**What you are asked to do**
From the listing below, extract every line containing "text".

=======

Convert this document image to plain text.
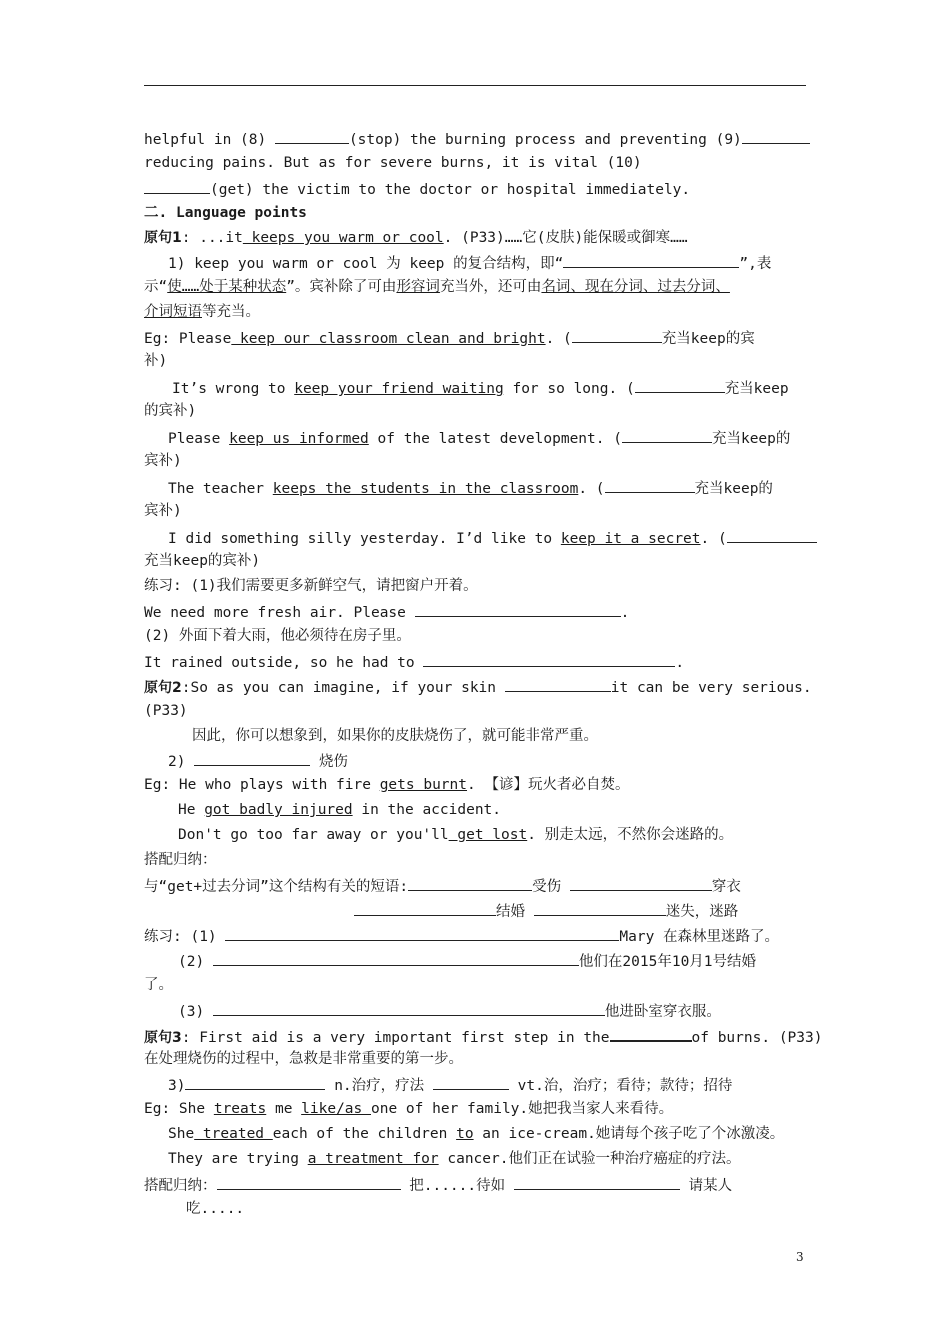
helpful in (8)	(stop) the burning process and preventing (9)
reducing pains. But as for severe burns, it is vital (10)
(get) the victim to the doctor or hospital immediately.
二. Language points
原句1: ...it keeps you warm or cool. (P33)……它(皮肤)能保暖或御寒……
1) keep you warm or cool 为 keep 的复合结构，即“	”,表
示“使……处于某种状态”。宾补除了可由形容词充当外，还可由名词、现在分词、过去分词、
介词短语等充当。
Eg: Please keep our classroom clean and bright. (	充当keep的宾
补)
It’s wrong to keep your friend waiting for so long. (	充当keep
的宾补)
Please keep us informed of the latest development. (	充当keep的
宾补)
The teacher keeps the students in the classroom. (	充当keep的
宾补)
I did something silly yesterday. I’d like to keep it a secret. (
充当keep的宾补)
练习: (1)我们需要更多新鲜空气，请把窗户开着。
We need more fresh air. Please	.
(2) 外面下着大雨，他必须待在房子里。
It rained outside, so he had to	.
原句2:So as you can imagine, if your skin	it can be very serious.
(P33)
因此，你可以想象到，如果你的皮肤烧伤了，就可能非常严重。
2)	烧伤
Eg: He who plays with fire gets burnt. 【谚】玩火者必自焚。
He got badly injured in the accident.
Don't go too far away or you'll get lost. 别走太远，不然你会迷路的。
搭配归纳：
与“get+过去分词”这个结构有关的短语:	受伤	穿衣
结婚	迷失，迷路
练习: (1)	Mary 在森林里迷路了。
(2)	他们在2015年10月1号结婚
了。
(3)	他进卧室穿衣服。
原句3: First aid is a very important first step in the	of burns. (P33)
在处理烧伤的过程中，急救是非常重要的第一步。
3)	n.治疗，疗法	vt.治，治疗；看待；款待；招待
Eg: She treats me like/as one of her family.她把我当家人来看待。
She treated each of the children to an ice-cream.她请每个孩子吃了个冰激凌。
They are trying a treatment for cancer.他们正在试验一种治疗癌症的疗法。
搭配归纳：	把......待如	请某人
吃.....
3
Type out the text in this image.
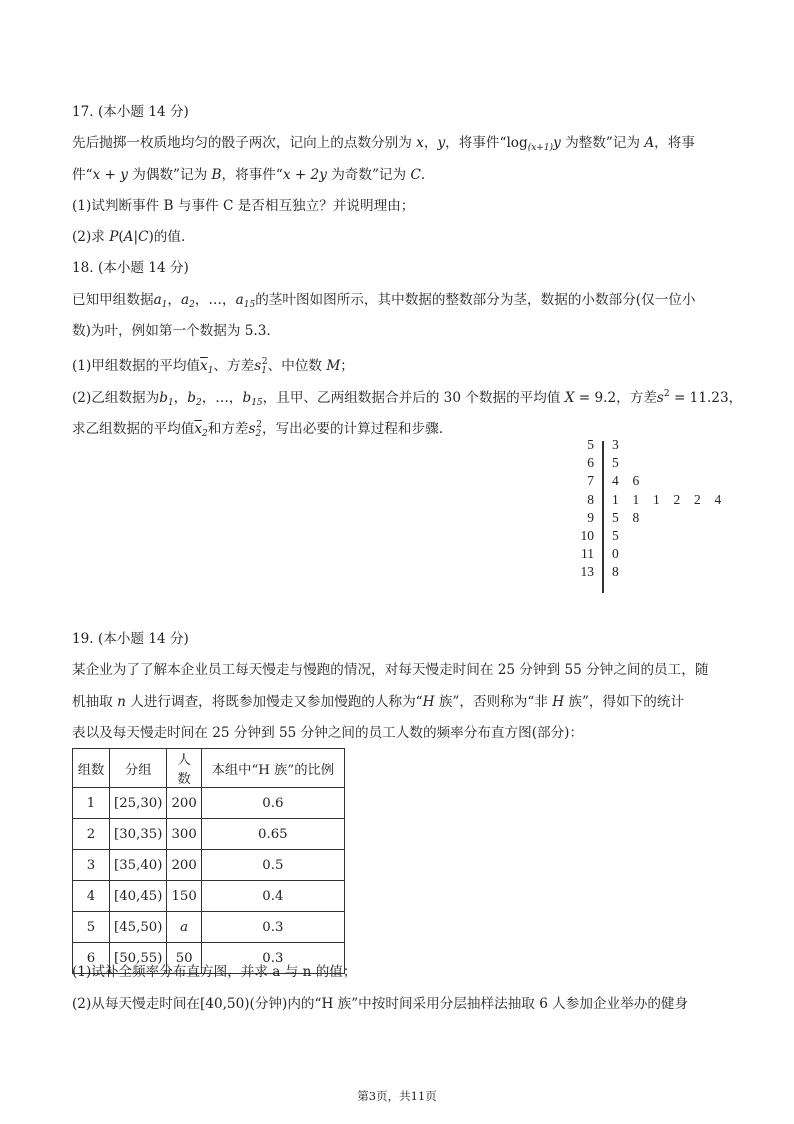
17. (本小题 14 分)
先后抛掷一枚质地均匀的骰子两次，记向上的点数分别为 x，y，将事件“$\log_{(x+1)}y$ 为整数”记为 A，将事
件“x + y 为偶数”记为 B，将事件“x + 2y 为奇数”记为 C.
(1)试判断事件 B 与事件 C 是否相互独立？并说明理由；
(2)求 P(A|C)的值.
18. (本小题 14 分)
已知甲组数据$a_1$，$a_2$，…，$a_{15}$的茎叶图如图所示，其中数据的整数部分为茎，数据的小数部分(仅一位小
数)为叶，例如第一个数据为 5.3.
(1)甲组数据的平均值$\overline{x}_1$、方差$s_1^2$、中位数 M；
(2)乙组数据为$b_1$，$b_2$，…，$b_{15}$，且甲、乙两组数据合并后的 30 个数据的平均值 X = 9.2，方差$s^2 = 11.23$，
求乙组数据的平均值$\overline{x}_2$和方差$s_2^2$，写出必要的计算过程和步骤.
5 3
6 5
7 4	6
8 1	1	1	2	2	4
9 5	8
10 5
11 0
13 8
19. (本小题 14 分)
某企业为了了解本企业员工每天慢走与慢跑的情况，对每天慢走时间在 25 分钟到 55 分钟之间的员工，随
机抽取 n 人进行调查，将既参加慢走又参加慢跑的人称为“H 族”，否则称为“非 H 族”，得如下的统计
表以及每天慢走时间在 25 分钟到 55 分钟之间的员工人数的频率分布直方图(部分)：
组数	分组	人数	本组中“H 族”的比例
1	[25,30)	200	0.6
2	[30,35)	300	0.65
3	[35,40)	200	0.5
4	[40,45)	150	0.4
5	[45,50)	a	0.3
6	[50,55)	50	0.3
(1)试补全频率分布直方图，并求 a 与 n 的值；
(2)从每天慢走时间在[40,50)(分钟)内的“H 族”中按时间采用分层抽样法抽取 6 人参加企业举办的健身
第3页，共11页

=======

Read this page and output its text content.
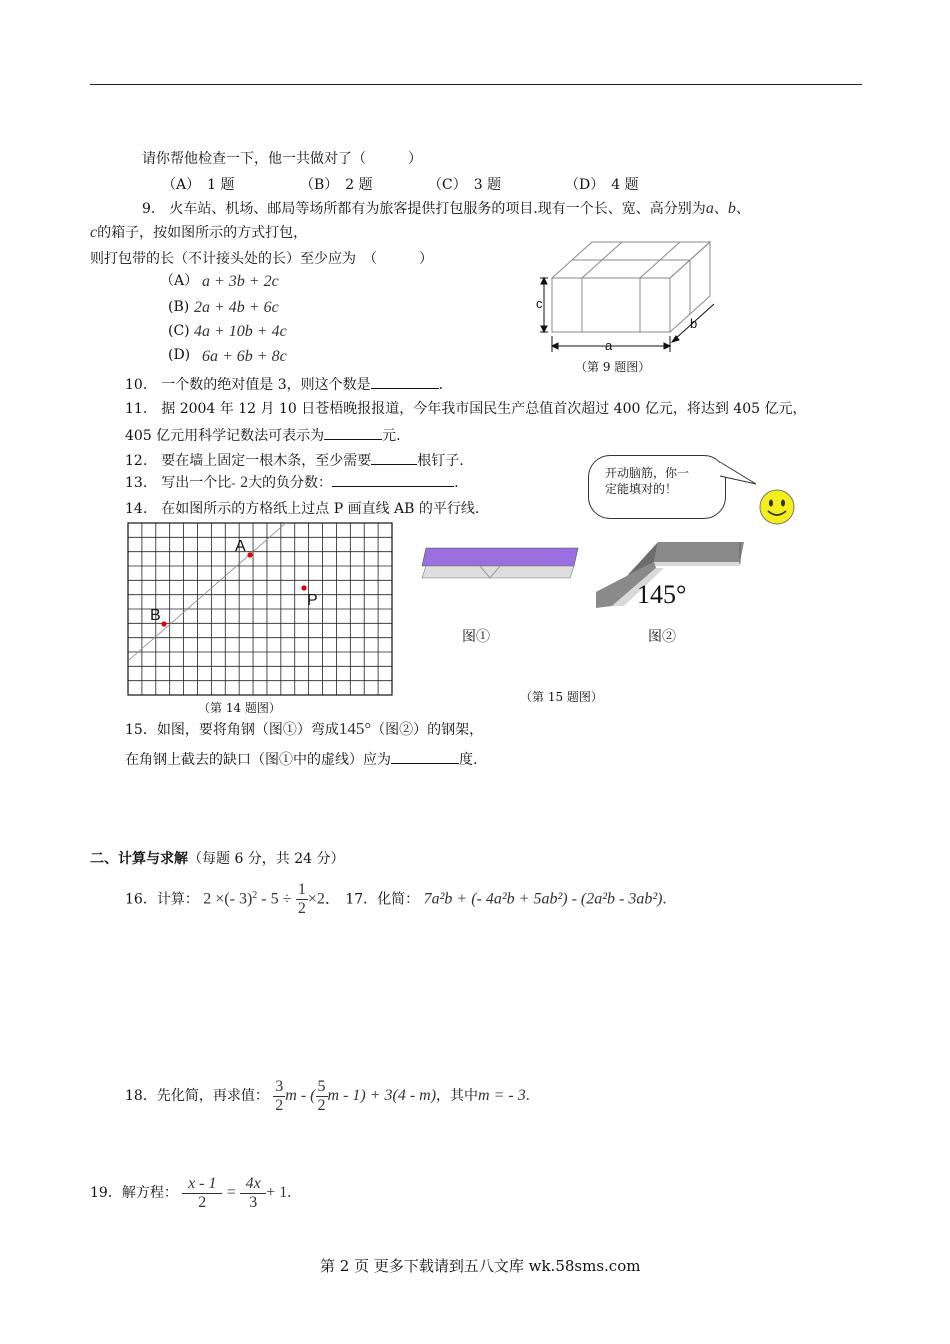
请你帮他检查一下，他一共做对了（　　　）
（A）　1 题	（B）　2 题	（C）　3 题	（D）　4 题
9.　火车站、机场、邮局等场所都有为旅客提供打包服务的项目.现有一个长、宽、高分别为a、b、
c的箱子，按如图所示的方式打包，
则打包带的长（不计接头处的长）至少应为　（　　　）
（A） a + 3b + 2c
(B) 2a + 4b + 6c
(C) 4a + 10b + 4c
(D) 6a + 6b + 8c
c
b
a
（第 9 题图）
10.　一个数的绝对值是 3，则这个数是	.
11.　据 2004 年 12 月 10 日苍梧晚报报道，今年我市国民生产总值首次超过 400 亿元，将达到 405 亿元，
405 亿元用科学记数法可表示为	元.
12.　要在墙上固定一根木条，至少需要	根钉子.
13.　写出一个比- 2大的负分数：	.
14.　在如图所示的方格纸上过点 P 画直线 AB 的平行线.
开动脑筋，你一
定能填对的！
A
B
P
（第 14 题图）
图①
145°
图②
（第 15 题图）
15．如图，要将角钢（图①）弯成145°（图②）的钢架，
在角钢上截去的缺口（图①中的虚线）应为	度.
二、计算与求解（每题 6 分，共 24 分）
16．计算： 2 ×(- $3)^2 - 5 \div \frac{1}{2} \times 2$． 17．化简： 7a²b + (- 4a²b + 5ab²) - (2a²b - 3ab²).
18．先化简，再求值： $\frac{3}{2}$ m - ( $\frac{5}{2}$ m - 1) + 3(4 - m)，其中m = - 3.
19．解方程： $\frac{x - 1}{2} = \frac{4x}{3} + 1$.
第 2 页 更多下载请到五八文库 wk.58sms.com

=======

**Full solution**
Convert this document image to plain text.
Type out the text in this image.
Read this page and output its text content.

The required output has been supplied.